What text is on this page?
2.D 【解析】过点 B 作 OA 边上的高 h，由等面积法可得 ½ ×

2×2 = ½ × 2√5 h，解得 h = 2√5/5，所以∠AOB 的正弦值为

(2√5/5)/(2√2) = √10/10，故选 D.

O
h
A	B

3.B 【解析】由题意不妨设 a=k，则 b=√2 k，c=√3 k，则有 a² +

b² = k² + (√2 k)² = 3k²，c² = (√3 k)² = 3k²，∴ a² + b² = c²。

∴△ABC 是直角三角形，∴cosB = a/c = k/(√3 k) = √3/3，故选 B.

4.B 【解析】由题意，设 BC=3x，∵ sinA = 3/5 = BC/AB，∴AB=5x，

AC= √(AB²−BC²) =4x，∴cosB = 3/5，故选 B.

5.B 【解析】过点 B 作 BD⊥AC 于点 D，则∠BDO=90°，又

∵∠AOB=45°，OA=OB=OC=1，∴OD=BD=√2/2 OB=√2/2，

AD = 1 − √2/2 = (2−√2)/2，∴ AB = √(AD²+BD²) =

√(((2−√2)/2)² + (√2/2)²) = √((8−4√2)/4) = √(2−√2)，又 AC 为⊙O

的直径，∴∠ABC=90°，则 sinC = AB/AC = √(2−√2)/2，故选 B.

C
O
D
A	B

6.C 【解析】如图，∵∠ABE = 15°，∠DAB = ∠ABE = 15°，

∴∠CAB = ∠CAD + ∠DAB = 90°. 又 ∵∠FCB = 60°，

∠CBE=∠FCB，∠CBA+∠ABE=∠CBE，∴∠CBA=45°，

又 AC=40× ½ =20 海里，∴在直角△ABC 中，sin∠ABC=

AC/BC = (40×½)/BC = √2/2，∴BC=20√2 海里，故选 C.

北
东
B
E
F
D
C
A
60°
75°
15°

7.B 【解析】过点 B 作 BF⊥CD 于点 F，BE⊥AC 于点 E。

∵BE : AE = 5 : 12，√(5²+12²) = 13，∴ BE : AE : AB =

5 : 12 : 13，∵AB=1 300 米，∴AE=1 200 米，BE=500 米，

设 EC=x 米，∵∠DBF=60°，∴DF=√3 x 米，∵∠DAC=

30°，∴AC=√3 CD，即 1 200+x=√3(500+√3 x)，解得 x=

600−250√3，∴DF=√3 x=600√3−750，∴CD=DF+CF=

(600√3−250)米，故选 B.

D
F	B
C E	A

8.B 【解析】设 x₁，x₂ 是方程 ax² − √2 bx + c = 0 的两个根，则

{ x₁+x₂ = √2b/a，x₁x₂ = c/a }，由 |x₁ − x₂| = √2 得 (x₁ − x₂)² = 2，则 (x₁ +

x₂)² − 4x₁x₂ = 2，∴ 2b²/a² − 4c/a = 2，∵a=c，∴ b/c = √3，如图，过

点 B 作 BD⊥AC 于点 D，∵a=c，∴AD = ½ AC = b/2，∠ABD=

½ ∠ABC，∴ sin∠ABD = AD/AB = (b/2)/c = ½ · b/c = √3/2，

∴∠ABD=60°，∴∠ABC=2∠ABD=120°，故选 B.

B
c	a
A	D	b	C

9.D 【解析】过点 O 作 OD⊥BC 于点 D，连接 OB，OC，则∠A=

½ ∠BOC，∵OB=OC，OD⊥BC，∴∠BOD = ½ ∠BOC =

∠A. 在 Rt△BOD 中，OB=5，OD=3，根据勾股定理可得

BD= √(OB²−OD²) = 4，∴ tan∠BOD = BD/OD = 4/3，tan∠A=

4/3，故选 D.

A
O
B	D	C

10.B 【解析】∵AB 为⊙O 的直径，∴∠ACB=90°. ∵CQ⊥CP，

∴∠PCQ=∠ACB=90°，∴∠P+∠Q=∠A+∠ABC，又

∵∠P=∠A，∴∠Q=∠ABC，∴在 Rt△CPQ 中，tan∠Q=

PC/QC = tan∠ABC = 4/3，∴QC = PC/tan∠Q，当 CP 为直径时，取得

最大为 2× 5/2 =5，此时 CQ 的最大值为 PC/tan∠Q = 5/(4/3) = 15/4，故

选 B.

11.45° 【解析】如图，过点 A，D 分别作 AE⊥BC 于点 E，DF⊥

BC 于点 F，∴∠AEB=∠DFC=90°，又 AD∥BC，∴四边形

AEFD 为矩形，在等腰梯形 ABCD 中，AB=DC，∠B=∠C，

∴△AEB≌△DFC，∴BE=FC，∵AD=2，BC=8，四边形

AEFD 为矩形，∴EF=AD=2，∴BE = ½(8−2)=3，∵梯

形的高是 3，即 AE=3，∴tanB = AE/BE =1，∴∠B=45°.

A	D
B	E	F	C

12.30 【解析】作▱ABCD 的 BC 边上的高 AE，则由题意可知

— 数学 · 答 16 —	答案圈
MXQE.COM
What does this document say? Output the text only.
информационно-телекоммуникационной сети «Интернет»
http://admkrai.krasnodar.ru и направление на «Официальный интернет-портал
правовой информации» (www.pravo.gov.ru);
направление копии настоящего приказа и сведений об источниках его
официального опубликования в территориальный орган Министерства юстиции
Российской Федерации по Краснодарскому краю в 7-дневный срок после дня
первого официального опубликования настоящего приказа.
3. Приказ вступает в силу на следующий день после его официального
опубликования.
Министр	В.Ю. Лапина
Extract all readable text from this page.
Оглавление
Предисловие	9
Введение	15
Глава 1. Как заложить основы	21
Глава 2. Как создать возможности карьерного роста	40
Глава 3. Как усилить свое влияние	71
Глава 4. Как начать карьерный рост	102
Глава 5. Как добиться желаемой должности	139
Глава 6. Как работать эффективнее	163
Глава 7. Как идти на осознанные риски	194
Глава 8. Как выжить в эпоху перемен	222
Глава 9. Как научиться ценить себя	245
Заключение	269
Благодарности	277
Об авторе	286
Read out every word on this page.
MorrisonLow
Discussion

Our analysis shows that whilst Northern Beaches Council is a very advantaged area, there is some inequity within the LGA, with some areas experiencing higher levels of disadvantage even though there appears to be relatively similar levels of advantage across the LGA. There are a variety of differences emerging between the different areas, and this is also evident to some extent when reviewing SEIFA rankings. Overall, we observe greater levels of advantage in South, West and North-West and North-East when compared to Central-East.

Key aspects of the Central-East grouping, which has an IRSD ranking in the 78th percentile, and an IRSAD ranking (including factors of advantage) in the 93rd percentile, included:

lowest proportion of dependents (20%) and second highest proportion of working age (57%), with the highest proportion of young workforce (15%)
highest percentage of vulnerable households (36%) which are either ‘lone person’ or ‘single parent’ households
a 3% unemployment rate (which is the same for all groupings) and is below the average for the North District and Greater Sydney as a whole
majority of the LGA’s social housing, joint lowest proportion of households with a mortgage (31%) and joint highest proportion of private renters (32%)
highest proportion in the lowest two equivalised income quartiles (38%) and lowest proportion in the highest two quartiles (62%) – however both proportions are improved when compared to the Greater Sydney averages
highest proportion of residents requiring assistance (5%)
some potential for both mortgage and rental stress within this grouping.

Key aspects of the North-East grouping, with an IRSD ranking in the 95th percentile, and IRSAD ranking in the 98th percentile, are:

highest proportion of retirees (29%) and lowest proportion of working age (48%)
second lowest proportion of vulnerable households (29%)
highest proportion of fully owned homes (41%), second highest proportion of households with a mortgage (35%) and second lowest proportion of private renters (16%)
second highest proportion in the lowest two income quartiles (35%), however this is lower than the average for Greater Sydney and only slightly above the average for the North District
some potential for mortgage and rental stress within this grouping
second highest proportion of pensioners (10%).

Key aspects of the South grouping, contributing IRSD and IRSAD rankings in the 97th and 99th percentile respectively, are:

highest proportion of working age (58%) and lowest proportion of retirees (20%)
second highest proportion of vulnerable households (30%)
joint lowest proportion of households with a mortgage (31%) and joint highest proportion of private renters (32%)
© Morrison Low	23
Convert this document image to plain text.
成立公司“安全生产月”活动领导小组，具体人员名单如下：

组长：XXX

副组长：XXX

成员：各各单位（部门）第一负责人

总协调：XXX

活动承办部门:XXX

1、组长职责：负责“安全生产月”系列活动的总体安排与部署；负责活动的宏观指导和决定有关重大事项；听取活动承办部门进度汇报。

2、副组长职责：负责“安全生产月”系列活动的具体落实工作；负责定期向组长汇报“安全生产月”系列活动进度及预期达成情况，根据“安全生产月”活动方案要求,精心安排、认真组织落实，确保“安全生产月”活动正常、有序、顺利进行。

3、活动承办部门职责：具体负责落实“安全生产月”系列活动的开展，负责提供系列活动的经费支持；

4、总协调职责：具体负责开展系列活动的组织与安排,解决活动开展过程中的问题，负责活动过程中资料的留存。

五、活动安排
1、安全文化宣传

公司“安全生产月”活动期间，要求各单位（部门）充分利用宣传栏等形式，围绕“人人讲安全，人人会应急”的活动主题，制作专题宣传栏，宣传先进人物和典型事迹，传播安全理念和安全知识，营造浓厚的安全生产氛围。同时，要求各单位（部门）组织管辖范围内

===============

**Work required**
List every line above that holds the word "working".

**Answer below**
lowest proportion of dependents (20%) and second highest proportion of working age (57%), with the highest proportion of young workforce (15%)
highest proportion of retirees (29%) and lowest proportion of working age (48%)
highest proportion of working age (58%) and lowest proportion of retirees (20%)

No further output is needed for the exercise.